* ACTIVITY A: According to the scene management article, why would an engine meant for many titles still want a hierarchical tree? Answer in one to three sentences.
* ACTIVITY B: In the scene management article, what three kinds of structure does a scene graph combine?
* ACTIVITY C: Resume the article on scene management from its last sentence.

* SELECTED TEXT:
[Start of section]

Introduction

Editor's Note

It's been a good while since we published the first part, and the delay in bringing you the second part is all Beyond3D's. We've had Roderic's series in mostly complete form for ages, and we've just not had the time to work with him to get it into shape. Apologies to Roderic especially for that, as he hunted recently for his new job. Good luck at Funcom!

In this part of the article series, Roderic talks about scene management and its specific implementation in his engine technology. What he describes is an elegant optimised implementation of understood techniques, pulling together ideas and application using accessible design patterns, to make them easy to consume in code. Enjoy part 2.

Scene Management

Scene management is central to a 3D engine, as it's a feature of the engine that the user will have to deal with daily. A usual way to handle scene management is through what's called (and often inaccurately) a scene graph: a hierarchical (The torch is in the hand of the hero), spatial (An orc is near the hero), and stateful (The flame of the torch is alpha blended) structure.

The issue with that structure is that it tries to be a jack of all trades, and becomes a master of none. There have been a lot of discussions on the Internet about that problem, and the general consensus seems to be that über scenegraphs should be discarded (¹). Some modern games also have no scene graph at all, nor any hierarchical structure to represent the scene. Although this might work well for a single given title, if an engine is to be used on many titles and provide functionality to ease the work of its user, having a hierarchical tree is something you would want nonetheless, if only because of the transformations (location and orientation) of the objects.

Take the torch in the hand of the Hero example above; when the hand moves, so must the torch, and if it's a child node of the hand node in the hierarchical tree, it'll happen automatically. The problem with the omnipotent (or über) scene graph is that by trying to solve all problems at once, it's usually not good at solving any of those sub problems well. Two nearby objects may be in different branchs of the scene graph because they are parts of two unrelated hierarchies. Also consider two objects having the same rendering properties...

[End of section]

* Document layout analysis data:
[Start of section]

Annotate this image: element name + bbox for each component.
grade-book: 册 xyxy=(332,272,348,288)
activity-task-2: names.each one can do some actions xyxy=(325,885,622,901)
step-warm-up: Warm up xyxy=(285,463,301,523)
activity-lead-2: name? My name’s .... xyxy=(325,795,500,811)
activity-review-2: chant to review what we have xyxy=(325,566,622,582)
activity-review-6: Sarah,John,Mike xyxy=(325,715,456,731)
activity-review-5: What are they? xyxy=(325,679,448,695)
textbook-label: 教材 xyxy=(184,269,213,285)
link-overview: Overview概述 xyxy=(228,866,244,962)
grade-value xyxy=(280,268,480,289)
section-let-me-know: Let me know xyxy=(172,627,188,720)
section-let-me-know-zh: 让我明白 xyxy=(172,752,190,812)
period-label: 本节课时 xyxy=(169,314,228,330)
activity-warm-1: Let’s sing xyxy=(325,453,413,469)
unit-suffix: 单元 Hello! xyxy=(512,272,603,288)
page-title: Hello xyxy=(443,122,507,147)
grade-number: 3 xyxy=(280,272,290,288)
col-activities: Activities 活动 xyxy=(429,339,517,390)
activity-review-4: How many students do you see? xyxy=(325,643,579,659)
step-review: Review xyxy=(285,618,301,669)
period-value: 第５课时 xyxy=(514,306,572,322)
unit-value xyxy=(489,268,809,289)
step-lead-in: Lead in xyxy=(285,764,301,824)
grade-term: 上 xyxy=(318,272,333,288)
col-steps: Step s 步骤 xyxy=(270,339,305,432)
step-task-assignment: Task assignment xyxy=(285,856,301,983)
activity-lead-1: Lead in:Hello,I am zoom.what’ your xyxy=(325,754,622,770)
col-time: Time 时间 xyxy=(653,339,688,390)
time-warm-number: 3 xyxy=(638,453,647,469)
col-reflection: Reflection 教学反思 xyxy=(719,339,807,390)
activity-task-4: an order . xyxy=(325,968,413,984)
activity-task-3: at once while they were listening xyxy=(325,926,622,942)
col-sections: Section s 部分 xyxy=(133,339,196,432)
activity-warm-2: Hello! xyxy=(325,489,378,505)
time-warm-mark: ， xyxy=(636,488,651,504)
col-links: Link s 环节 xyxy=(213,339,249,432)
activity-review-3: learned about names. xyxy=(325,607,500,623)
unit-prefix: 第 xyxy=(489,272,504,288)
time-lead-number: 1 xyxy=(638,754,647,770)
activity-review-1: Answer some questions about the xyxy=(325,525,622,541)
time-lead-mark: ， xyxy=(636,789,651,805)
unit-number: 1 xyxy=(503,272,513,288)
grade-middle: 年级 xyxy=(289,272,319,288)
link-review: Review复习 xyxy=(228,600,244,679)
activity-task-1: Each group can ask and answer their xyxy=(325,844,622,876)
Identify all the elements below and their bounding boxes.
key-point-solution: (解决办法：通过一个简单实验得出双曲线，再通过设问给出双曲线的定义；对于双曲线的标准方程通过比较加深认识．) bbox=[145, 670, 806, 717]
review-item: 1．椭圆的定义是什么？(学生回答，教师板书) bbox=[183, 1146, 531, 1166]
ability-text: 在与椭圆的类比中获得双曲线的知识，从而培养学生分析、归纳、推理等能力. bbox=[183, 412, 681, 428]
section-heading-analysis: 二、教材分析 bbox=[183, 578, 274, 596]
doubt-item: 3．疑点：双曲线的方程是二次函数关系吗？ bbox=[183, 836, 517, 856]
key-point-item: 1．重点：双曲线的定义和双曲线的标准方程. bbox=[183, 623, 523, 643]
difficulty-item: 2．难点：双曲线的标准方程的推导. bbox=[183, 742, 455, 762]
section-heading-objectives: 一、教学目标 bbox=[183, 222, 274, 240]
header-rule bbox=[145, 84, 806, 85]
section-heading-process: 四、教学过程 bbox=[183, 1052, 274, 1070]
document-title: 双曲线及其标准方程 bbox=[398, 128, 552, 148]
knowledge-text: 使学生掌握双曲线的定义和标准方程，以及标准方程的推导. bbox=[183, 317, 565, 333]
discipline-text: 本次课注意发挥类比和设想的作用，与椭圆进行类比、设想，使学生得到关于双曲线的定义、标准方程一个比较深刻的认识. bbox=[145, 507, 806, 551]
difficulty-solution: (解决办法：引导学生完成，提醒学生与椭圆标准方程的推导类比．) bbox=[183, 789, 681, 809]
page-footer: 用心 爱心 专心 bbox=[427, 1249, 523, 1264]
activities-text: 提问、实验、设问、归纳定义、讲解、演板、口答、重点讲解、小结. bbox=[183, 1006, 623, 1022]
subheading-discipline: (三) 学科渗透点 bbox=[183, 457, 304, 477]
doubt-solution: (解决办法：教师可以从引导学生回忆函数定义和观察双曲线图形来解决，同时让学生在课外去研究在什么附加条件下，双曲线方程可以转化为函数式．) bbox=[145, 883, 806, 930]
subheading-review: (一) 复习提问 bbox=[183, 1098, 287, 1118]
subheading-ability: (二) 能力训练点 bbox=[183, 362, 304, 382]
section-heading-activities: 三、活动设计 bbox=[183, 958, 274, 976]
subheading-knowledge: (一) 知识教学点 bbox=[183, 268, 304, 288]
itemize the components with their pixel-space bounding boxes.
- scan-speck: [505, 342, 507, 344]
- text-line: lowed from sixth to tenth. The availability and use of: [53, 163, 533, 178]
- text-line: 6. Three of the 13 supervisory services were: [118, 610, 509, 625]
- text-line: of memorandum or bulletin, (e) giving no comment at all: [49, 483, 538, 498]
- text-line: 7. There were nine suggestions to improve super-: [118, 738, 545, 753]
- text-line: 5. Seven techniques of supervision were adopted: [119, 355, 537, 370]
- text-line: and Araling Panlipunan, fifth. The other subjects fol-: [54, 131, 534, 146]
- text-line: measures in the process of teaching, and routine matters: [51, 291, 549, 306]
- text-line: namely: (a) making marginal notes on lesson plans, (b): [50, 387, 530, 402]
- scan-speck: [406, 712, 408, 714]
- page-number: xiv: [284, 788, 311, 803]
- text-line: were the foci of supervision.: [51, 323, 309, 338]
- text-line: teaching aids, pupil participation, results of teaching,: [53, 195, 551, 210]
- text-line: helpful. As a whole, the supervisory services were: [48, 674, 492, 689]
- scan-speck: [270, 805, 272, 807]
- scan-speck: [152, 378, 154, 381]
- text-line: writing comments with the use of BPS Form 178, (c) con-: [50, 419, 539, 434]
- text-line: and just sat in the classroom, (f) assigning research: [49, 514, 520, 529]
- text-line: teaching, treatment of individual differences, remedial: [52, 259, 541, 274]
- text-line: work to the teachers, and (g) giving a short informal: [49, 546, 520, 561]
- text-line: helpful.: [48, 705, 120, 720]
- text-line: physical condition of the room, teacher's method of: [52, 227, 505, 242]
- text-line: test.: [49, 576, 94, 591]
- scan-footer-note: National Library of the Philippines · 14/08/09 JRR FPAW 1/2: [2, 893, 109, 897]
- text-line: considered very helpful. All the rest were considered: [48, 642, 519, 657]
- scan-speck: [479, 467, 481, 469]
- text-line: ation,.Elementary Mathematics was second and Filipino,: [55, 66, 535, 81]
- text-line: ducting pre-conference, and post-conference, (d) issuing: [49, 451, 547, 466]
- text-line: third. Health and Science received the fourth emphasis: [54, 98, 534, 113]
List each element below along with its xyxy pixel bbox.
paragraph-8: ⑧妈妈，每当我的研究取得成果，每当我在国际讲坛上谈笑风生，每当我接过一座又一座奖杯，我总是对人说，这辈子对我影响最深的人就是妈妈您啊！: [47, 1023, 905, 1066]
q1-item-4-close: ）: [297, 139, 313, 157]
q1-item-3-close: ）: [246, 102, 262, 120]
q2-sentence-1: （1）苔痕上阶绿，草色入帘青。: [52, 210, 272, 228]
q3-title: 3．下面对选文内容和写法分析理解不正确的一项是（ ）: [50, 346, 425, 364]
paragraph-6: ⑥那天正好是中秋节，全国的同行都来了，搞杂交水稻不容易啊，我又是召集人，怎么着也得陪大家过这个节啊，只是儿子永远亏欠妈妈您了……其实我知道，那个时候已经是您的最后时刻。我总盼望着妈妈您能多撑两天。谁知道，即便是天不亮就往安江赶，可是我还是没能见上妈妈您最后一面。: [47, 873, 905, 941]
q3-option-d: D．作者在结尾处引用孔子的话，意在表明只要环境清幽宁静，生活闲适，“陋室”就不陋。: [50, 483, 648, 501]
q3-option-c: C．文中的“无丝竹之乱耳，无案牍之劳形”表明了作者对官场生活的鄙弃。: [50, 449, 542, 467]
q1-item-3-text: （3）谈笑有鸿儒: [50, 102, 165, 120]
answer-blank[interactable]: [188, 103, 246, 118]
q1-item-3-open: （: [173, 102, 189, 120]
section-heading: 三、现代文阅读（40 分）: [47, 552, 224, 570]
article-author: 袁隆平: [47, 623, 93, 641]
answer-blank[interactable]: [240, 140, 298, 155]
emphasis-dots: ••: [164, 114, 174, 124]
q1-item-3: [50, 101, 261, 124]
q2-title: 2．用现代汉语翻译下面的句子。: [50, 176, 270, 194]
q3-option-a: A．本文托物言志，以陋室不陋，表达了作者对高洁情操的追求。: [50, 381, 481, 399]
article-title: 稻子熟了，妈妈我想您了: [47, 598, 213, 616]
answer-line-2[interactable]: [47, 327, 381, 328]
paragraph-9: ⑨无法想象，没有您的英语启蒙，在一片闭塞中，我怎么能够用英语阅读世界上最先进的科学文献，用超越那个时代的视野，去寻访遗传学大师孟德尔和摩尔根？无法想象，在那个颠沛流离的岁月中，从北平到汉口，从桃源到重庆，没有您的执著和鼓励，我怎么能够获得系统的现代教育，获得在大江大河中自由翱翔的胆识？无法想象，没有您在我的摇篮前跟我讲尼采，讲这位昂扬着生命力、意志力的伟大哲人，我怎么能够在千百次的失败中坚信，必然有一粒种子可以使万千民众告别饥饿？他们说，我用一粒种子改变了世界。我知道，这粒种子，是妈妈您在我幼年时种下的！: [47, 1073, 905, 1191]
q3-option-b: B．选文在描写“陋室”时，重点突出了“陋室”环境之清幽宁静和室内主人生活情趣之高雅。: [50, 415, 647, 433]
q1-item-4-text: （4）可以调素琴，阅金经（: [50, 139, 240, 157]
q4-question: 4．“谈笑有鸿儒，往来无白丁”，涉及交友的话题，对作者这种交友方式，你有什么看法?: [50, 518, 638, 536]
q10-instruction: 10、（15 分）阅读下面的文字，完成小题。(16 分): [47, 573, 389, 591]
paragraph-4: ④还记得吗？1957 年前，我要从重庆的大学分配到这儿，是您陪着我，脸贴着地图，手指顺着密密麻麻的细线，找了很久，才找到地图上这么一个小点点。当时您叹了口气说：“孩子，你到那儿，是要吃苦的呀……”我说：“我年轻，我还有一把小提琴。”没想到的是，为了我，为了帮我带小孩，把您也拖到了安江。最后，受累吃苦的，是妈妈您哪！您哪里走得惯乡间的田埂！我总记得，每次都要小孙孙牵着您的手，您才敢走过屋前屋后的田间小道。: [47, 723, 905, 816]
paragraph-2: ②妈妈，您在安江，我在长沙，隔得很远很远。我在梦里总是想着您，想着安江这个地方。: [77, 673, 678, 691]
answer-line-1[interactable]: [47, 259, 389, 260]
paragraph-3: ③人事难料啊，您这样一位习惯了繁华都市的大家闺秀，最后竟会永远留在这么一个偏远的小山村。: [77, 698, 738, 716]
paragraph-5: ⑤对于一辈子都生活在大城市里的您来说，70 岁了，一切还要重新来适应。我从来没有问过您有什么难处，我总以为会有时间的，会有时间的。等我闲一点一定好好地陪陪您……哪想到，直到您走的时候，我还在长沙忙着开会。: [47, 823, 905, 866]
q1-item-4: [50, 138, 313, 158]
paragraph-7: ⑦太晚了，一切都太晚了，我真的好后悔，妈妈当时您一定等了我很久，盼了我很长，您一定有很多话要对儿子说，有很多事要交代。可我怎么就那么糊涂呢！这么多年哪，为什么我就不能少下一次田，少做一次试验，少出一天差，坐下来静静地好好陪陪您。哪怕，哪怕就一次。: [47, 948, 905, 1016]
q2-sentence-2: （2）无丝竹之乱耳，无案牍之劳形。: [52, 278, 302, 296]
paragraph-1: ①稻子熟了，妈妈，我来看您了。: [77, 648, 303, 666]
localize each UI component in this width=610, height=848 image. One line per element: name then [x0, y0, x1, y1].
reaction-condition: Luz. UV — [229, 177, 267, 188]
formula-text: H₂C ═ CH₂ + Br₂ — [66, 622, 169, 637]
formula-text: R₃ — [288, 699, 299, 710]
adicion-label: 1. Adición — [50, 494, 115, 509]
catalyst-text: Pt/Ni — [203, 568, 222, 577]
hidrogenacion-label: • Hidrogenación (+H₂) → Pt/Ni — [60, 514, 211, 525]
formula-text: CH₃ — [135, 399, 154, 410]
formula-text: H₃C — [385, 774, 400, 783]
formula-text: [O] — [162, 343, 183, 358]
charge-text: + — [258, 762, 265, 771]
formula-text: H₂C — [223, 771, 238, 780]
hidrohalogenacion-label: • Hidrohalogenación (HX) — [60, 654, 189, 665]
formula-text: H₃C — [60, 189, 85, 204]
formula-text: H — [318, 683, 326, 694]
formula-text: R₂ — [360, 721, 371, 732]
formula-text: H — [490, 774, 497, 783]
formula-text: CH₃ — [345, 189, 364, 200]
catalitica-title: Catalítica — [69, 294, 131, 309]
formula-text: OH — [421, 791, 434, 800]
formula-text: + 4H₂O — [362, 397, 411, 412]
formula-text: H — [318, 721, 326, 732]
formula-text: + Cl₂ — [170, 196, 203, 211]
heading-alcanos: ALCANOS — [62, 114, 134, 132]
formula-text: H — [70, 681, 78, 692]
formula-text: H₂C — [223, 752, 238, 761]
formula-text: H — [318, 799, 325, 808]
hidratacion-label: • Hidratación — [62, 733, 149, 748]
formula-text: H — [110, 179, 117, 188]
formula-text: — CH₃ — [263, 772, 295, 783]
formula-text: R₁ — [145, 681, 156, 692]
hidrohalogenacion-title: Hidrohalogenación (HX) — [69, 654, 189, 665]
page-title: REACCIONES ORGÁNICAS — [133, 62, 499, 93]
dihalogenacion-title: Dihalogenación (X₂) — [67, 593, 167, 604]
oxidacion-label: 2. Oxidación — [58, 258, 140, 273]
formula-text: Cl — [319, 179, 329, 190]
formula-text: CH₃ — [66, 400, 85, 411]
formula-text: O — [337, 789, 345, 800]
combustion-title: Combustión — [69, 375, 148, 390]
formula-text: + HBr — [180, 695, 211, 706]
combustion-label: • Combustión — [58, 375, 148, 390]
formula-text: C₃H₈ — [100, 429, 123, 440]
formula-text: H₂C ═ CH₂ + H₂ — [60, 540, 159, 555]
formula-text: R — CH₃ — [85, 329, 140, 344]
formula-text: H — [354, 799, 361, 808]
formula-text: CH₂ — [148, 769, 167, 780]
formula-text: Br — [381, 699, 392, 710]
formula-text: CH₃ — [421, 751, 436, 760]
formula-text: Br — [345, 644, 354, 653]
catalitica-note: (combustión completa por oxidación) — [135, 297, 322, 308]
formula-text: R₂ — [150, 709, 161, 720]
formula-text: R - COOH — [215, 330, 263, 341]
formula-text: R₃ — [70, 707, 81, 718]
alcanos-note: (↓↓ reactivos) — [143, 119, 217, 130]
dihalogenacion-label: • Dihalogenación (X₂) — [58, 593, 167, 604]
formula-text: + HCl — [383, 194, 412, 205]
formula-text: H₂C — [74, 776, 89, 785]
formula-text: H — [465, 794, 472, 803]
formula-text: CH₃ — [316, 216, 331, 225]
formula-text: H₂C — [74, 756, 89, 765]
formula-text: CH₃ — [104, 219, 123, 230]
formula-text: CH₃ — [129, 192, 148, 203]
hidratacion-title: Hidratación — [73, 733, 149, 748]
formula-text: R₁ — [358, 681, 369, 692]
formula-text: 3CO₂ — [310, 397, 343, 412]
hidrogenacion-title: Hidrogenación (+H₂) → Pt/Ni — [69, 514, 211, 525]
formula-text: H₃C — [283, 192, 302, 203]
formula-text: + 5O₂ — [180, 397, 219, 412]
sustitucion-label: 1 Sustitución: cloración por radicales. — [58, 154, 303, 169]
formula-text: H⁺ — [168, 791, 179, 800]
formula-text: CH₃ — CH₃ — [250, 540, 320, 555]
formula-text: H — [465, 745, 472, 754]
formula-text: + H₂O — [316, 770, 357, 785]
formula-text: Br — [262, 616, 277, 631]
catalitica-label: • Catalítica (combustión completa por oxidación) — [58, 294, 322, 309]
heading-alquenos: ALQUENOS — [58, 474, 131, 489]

[End of section]

* ANSWER SECTION A: An engine used across many titles should make its user's work easier, and a hierarchical tree handles object transformations (location and orientation). If the torch is a child node of the hero's hand, it moves automatically whenever the hand moves.

* ANSWER SECTION B: It is hierarchical, spatial and stateful.

* ANSWER SECTION C:
As an example, imagine the following scene. Two warriors are fighting each other with magic swords, both using particle effects to show they are magic. Obviously the two swords will be hitting each other, so very close from one another (close spatial relationship), but each being in the hand of a different character, they'll belong to two different hierarchies (foreign hierarchical relationship) and the particles used to show off the magic essence of the sword are identical (identical rendering properties), yet duplicated.

Where a single structure can't solve all the problems at once efficiently, it can solve a single problem, which naturally leads to wanting specialised structures for each kind of relationship, just like a recent article on the subject (²) suggests. Using that article naming scheme, the engine's structures will be views, and data will be objects. That result in an engine having the following views:

  • A scene tree, which is the hierarchical view of the world (for handling hierarchical animation).
  • A spatial graph, which is the spatial view of the world (for grouping nearby objects together, for culling).
  • A render graph, which is the state optimal view of the world (for grouping objects by states, such as shaders, materials, etc).

Seen from the engine writer's perspective, this all sounds good. You have different structures for different tasks, each specialised for optimal performance, but from the user's point of view, it seems rather cumbersome to have to manage three structures all at once.

Fortunately, it's not a burden to the user, as it's hidden, and although the user will be warned about the internals of the engine, he'll have a single interface and tree to manage; the SceneTree. Objects will be automatically inserted into the SpatialGraph and the RenderGraph, when they are created. Reusing the example above example, the swords will be in the same spatial node (SpatialGraph), and since they are touching each other, they will be in their correct hierarchy for animation (SceneTree), and they will have particle systems sharing the same effect (RenderGraph).